[Work to be completed]: Copy only the lines between the one containing "Output a JSON" and the end of the records, both included, leaving out pictures.

[Records from a data source]
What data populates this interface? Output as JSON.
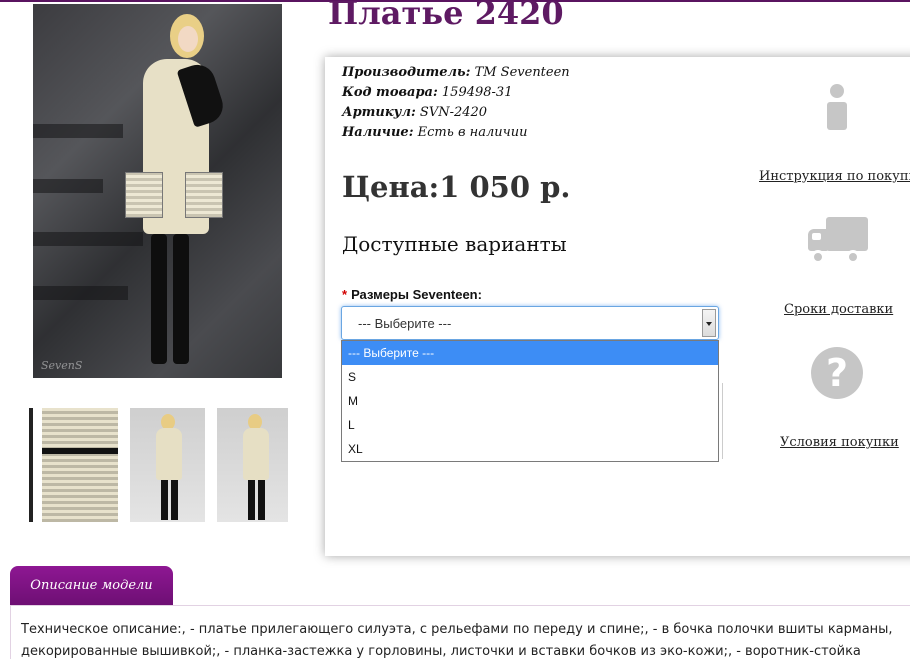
{
  "product": {
    "title": "Платье 2420",
    "photo_watermark": "SevenS",
    "info": [
      {
        "label": "Производитель:",
        "value": "ТМ Seventeen"
      },
      {
        "label": "Код товара:",
        "value": "159498-31"
      },
      {
        "label": "Артикул:",
        "value": "SVN-2420"
      },
      {
        "label": "Наличие:",
        "value": "Есть в наличии"
      }
    ],
    "price_label": "Цена:",
    "price_value": "1 050 р.",
    "variants_title": "Доступные варианты",
    "size_select": {
      "required_mark": "*",
      "label": "Размеры Seventeen:",
      "selected": "--- Выберите ---",
      "options": [
        "--- Выберите ---",
        "S",
        "M",
        "L",
        "XL"
      ],
      "highlighted_index": 0
    }
  },
  "side_links": {
    "instructions": "Инструкция по покупке",
    "delivery": "Сроки доставки",
    "terms": "Условия покупки"
  },
  "side_icons": [
    "info-icon",
    "truck-icon",
    "question-icon"
  ],
  "tabs": {
    "description_label": "Описание модели"
  },
  "description": {
    "text": "Техническое описание:, - платье прилегающего силуэта, с рельефами по переду и спине;, - в бочка полочки вшиты карманы, декорированные вышивкой;, - планка-застежка у горловины, листочки и вставки бочков из эко-кожи;, - воротник-стойка"
  },
  "colors": {
    "brand_purple": "#5e1a63",
    "tab_purple": "#8e1793",
    "option_highlight": "#3d8df5",
    "required_red": "#d10000"
  }
}
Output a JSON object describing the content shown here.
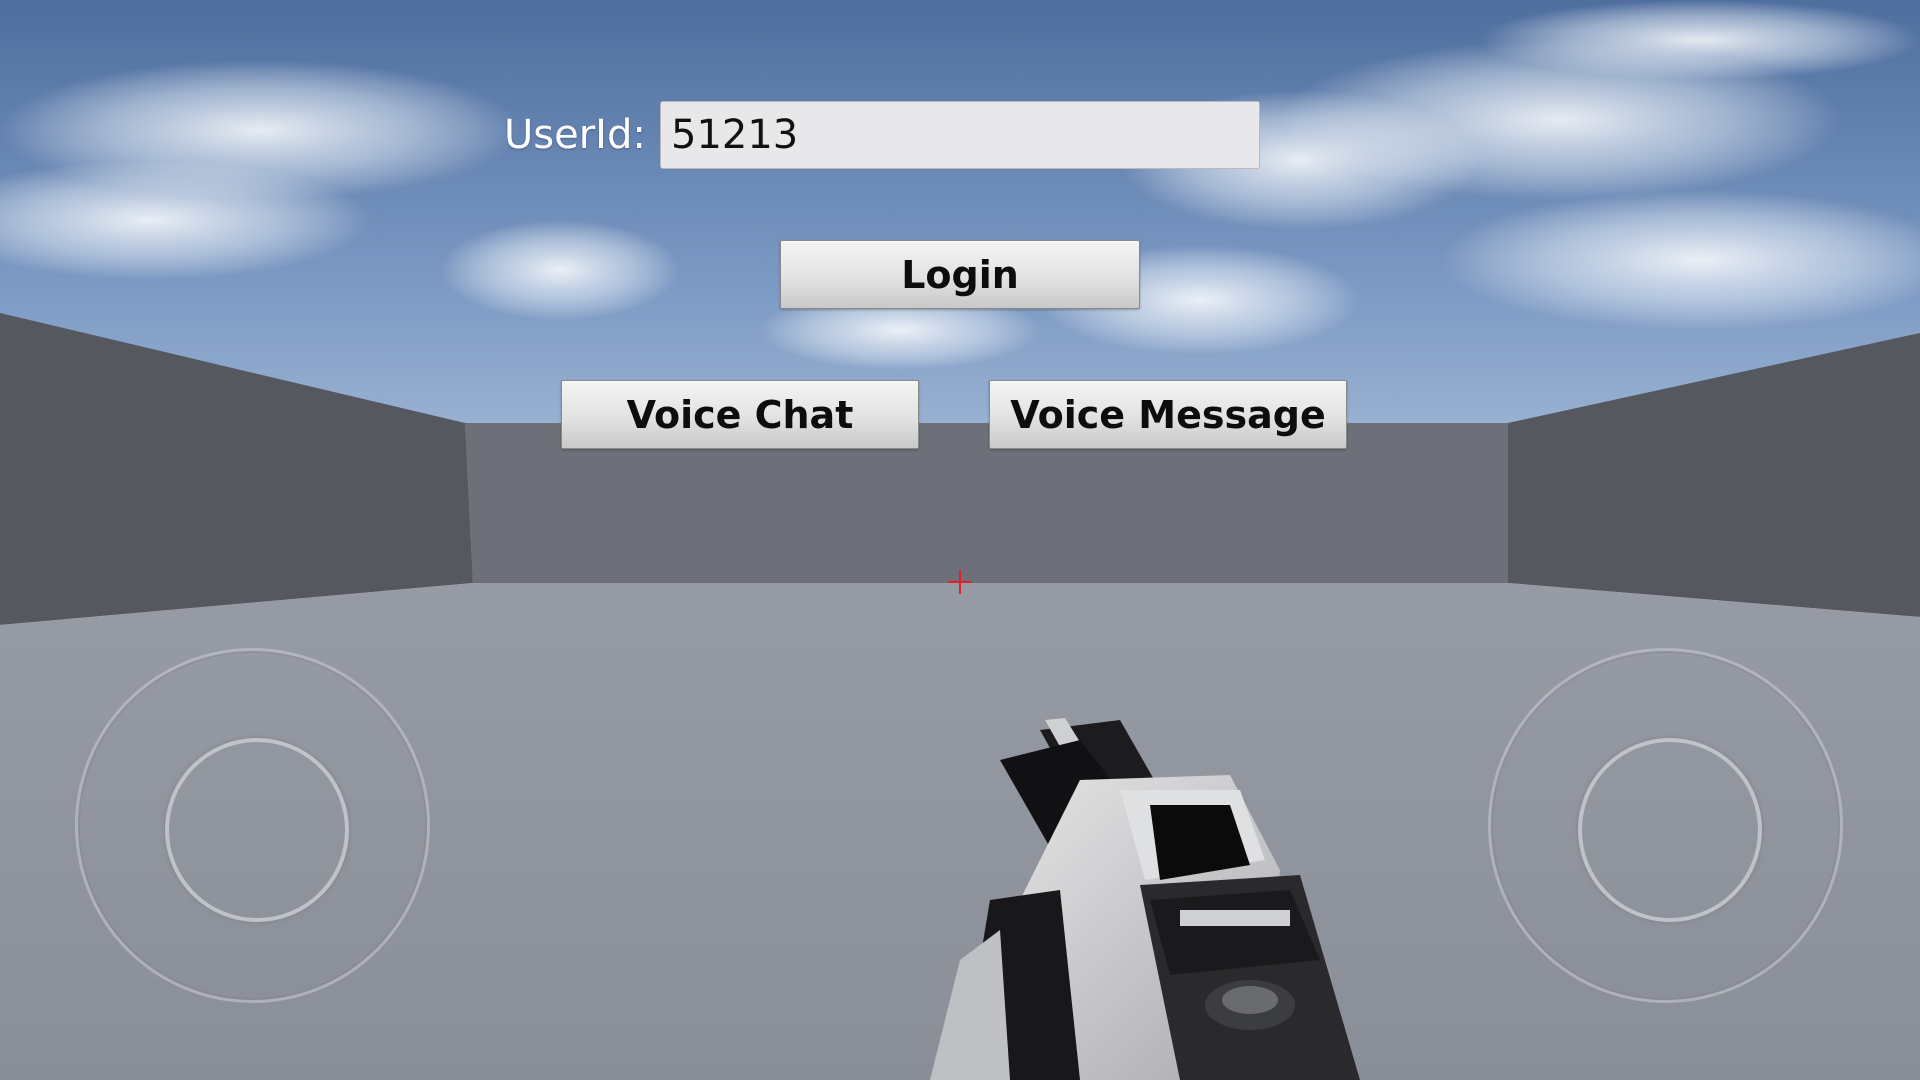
{
  "login_panel": {
    "userid_label": "UserId:",
    "userid_value": "51213"
  },
  "buttons": {
    "login_label": "Login",
    "voice_chat_label": "Voice Chat",
    "voice_message_label": "Voice Message"
  },
  "colors": {
    "crosshair": "#e0202a",
    "button_text": "#0d0d0d",
    "label_text": "#ffffff"
  },
  "icons": {
    "crosshair": "crosshair-icon",
    "left_joystick": "move-joystick",
    "right_joystick": "look-joystick"
  }
}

[Final result]:
Output a JSON object describing the content shown here.
{
  "login_panel": {
    "userid_label": "UserId:",
    "userid_value": "51213"
  },
  "buttons": {
    "login_label": "Login",
    "voice_chat_label": "Voice Chat",
    "voice_message_label": "Voice Message"
  },
  "colors": {
    "crosshair": "#e0202a",
    "button_text": "#0d0d0d",
    "label_text": "#ffffff"
  },
  "icons": {
    "crosshair": "crosshair-icon",
    "left_joystick": "move-joystick",
    "right_joystick": "look-joystick"
  }
}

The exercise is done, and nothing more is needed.